• What this task involves:
Find every line with the word "title". Copy those lines.

• The data:

* * * *

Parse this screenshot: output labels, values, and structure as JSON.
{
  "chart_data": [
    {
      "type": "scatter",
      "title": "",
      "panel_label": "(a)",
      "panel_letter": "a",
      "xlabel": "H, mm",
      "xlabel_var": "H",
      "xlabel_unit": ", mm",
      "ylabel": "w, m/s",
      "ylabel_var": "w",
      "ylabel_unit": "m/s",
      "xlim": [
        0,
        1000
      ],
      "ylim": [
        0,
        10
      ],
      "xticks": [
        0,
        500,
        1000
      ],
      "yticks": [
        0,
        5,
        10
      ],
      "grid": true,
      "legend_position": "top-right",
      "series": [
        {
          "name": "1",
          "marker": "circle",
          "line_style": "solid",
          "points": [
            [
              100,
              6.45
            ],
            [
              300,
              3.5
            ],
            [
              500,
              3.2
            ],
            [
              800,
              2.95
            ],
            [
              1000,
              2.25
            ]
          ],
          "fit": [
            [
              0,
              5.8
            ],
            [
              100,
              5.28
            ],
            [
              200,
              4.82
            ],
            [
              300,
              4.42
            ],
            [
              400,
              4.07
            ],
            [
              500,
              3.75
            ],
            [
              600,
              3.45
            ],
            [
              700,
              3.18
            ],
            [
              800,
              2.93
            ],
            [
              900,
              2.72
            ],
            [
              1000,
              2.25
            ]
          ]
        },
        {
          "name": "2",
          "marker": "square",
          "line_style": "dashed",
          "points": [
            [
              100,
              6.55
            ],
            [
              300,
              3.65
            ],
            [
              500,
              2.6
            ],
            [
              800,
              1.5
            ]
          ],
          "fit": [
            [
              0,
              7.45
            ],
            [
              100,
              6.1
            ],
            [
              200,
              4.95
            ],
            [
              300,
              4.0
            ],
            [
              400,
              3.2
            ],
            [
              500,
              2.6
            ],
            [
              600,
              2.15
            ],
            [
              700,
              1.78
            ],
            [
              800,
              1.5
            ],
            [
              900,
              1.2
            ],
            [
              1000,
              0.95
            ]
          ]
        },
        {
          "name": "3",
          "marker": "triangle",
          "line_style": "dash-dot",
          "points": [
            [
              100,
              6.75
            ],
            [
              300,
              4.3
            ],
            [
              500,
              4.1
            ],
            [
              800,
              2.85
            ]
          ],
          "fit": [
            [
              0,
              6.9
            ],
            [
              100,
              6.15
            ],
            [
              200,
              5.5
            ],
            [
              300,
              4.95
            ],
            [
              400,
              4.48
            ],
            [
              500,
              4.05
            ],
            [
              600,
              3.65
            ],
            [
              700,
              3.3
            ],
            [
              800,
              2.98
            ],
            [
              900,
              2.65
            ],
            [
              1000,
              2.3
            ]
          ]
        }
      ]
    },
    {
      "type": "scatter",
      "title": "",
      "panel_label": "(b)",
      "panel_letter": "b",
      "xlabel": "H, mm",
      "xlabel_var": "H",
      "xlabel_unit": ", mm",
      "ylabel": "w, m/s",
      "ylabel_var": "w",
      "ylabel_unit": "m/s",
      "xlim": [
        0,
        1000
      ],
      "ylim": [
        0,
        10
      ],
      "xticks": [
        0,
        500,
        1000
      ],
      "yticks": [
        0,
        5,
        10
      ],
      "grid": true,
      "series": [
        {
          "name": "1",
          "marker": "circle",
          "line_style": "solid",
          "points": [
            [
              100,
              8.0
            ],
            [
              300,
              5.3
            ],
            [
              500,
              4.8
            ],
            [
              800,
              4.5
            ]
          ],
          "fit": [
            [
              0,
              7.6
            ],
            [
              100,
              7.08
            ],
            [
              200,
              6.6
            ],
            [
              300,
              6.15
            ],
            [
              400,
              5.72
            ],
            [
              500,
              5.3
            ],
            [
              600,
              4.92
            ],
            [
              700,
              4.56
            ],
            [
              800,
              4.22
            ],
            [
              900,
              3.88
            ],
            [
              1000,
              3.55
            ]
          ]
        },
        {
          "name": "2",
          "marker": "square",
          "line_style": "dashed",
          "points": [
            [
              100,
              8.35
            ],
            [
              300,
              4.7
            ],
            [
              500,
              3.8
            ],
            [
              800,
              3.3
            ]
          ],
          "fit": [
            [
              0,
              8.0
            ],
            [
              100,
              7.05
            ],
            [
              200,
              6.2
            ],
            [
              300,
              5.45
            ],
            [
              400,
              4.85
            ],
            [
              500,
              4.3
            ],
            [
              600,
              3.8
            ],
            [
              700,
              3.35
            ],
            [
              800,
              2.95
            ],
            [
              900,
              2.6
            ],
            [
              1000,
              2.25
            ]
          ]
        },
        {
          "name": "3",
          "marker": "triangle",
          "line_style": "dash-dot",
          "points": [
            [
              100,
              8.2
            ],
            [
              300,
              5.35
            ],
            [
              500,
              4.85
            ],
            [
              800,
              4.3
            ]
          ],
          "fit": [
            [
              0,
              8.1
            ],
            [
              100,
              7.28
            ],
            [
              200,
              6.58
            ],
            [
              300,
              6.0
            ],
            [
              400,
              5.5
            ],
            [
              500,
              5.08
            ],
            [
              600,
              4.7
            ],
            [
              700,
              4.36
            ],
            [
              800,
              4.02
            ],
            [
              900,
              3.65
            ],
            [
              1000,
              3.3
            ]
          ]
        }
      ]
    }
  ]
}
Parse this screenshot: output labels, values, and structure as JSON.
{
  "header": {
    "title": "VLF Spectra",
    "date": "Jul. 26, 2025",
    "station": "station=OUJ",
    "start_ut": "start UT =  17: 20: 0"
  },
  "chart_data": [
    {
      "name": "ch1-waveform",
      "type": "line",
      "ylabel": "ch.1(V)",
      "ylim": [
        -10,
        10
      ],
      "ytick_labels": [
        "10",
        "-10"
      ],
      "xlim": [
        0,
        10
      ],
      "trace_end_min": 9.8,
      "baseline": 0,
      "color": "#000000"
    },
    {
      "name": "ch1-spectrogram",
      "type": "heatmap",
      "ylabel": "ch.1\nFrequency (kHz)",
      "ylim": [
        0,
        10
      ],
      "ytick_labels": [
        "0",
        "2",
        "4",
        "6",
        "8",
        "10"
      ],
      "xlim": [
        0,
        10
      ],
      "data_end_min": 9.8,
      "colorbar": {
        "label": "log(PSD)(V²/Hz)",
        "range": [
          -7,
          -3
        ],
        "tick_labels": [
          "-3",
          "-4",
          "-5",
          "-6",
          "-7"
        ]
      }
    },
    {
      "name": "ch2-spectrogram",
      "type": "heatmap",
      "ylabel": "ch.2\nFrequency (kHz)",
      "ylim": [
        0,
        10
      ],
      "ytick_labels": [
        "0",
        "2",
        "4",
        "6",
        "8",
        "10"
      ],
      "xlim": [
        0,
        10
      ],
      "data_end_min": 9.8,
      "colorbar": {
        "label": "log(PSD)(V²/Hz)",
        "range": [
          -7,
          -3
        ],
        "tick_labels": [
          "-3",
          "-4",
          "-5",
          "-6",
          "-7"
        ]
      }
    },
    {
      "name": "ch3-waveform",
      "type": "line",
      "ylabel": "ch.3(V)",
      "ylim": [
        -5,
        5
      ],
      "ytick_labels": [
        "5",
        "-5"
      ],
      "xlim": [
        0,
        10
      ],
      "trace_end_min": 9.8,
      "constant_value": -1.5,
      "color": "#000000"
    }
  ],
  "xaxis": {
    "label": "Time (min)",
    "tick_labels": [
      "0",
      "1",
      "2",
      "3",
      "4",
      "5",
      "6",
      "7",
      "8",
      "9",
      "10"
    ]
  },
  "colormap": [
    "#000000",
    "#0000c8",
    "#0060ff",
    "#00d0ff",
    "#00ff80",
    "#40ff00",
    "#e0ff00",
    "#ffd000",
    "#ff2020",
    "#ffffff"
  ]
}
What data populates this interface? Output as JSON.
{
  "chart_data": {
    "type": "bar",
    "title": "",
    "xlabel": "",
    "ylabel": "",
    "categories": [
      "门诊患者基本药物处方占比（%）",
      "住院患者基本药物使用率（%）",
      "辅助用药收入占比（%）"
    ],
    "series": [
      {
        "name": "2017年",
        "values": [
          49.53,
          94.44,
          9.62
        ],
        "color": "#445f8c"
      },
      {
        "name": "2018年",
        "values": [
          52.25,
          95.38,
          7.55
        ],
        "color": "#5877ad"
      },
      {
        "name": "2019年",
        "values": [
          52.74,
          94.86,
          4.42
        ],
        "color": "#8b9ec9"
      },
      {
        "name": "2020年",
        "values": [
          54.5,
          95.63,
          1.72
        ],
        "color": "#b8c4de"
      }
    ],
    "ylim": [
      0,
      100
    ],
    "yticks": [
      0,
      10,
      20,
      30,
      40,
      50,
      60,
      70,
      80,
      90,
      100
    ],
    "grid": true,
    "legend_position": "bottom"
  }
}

* * * *

• Solution to the problem:
      "title": "",
      "title": "",
    "title": "VLF Spectra",
    "title": "",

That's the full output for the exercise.